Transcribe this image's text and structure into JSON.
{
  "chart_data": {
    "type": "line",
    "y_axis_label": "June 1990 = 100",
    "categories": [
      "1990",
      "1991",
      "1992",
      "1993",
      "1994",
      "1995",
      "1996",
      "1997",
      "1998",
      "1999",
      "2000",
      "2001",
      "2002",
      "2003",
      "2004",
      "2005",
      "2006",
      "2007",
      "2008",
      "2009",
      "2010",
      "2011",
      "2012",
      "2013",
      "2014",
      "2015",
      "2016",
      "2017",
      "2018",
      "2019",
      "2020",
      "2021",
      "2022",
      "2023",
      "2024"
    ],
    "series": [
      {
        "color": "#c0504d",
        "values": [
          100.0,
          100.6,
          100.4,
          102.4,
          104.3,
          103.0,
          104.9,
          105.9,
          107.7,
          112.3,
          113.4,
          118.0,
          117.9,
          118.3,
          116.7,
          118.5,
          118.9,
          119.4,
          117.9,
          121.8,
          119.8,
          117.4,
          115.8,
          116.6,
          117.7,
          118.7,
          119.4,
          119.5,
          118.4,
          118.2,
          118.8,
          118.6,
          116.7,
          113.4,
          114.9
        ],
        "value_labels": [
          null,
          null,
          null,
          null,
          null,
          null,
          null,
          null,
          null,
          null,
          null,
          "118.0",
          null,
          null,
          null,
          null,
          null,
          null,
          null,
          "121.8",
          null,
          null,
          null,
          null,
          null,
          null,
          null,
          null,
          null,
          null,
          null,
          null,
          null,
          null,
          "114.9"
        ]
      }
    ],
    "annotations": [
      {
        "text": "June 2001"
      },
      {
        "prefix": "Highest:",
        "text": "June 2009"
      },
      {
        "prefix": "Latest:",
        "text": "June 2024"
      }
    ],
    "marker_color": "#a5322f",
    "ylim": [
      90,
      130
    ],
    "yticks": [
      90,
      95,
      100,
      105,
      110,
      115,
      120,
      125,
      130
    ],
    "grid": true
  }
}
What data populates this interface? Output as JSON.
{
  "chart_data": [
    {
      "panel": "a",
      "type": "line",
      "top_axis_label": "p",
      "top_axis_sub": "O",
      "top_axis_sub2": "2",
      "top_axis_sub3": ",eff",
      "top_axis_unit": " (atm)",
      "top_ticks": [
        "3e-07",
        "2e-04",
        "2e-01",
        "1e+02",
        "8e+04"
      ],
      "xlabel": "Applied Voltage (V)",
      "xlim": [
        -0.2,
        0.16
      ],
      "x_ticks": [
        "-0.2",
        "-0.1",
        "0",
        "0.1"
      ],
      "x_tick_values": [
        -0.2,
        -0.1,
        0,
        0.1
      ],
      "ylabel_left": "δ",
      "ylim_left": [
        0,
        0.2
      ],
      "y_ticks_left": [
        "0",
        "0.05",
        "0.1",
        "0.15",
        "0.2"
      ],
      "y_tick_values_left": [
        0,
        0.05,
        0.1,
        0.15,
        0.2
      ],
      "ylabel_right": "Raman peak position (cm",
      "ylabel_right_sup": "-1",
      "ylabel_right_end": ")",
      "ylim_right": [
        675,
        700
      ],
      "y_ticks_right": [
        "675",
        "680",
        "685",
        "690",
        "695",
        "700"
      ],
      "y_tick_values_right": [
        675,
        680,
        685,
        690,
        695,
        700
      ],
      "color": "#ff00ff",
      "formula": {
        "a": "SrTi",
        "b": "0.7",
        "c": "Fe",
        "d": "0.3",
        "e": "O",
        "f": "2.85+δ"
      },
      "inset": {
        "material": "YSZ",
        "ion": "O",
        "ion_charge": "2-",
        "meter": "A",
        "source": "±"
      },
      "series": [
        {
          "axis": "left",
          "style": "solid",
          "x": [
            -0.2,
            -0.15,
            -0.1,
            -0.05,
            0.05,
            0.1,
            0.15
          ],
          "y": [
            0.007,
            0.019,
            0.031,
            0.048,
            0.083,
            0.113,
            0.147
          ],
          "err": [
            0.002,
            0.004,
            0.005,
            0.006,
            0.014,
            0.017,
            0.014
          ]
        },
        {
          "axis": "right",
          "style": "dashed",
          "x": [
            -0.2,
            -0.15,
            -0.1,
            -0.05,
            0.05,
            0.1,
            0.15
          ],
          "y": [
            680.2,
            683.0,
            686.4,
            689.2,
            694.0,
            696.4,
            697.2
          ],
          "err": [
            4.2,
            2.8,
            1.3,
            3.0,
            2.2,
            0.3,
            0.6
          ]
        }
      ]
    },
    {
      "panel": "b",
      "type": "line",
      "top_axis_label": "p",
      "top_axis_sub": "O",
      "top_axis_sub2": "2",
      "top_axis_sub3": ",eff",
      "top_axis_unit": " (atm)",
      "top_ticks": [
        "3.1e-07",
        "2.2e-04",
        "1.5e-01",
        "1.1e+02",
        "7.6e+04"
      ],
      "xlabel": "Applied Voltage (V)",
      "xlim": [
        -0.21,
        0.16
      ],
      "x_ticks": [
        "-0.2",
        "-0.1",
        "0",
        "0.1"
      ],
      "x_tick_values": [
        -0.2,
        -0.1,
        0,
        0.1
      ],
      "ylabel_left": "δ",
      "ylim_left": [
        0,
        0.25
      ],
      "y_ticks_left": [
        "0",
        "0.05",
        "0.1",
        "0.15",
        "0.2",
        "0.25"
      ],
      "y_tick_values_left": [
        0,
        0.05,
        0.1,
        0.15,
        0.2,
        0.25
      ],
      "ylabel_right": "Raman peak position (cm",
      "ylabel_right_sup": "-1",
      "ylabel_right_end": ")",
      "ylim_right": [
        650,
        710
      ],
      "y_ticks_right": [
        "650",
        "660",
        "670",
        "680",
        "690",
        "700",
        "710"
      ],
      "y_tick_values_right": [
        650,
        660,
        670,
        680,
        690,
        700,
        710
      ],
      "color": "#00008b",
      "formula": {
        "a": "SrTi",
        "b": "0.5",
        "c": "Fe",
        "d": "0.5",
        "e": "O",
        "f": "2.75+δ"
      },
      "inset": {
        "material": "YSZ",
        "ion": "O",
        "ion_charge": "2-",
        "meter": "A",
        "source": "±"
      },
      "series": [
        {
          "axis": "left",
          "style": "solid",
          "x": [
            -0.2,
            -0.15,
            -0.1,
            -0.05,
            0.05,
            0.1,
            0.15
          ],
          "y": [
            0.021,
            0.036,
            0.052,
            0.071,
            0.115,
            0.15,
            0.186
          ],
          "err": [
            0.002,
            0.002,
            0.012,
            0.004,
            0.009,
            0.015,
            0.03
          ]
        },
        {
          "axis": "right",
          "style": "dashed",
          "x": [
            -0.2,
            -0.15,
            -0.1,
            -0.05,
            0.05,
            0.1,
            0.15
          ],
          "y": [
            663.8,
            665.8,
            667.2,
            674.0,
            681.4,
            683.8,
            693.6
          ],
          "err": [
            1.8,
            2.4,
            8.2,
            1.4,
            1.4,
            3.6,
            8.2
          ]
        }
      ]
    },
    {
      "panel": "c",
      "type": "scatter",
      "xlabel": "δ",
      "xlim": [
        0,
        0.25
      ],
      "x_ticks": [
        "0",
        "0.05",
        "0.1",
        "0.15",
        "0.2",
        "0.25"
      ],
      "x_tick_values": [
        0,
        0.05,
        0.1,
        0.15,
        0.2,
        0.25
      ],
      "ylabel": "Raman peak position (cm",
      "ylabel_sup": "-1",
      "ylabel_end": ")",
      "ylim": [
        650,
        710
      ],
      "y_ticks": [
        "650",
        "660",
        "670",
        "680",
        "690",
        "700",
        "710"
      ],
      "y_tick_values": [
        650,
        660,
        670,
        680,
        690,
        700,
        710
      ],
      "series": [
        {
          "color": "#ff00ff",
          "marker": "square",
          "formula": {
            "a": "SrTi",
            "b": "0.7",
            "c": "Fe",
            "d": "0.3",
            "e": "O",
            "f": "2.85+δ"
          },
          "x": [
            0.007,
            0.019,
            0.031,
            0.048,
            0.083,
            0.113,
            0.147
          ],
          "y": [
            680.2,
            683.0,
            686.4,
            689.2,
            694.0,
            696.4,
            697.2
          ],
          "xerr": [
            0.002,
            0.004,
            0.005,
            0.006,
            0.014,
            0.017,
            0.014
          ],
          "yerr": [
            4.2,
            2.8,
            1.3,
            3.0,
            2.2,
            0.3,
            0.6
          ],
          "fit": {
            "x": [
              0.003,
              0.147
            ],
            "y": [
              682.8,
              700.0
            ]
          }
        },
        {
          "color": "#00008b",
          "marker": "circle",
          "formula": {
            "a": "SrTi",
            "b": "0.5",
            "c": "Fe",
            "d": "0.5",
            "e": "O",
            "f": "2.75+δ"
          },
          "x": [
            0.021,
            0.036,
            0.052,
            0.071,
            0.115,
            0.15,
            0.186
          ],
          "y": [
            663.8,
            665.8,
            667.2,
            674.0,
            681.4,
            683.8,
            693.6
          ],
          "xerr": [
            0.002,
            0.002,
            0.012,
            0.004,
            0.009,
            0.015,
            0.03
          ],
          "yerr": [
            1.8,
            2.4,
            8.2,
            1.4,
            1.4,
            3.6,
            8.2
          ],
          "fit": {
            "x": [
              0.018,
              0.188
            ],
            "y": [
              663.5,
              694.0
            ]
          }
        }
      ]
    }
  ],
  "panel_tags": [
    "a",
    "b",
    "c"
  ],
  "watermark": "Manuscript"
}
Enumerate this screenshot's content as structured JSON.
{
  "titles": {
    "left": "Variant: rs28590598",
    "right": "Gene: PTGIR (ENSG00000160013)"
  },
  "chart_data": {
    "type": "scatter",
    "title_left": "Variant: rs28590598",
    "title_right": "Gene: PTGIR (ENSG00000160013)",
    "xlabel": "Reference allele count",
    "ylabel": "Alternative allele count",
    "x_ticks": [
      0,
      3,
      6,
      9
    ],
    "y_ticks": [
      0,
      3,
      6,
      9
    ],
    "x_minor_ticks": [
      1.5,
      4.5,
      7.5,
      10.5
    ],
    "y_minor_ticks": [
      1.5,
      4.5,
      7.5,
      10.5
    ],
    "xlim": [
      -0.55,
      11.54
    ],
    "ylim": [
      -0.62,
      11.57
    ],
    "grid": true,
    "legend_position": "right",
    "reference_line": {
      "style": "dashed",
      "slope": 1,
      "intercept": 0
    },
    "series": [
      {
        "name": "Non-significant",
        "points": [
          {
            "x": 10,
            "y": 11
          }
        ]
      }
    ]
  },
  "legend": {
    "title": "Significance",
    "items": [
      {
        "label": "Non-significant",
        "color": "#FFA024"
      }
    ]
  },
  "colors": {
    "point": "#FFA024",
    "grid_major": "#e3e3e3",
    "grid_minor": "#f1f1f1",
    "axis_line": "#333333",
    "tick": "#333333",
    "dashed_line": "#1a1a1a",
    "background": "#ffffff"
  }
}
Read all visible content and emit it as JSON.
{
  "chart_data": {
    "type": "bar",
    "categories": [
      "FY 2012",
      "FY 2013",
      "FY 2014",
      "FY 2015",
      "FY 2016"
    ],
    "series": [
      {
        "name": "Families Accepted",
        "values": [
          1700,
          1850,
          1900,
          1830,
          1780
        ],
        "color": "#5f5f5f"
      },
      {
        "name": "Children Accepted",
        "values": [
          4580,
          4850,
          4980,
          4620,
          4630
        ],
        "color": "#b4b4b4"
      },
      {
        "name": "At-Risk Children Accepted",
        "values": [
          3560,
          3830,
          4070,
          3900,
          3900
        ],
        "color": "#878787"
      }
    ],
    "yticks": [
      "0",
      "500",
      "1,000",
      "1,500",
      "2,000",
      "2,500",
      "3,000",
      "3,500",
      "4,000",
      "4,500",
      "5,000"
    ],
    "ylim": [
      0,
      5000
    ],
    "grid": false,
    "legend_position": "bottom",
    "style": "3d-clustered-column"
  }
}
▬▬▬▬▬▬▬▬▬▬
# EXERCISE
Reproduce exactly, with nothing added, the lines from the one that contains "Read all visible content and emit it as JSON." to the end of the data.

# SOLUTION FOR THIS TASK
Read all visible content and emit it as JSON.
{
  "chart_data": {
    "type": "bar",
    "categories": [
      "FY 2012",
      "FY 2013",
      "FY 2014",
      "FY 2015",
      "FY 2016"
    ],
    "series": [
      {
        "name": "Families Accepted",
        "values": [
          1700,
          1850,
          1900,
          1830,
          1780
        ],
        "color": "#5f5f5f"
      },
      {
        "name": "Children Accepted",
        "values": [
          4580,
          4850,
          4980,
          4620,
          4630
        ],
        "color": "#b4b4b4"
      },
      {
        "name": "At-Risk Children Accepted",
        "values": [
          3560,
          3830,
          4070,
          3900,
          3900
        ],
        "color": "#878787"
      }
    ],
    "yticks": [
      "0",
      "500",
      "1,000",
      "1,500",
      "2,000",
      "2,500",
      "3,000",
      "3,500",
      "4,000",
      "4,500",
      "5,000"
    ],
    "ylim": [
      0,
      5000
    ],
    "grid": false,
    "legend_position": "bottom",
    "style": "3d-clustered-column"
  }
}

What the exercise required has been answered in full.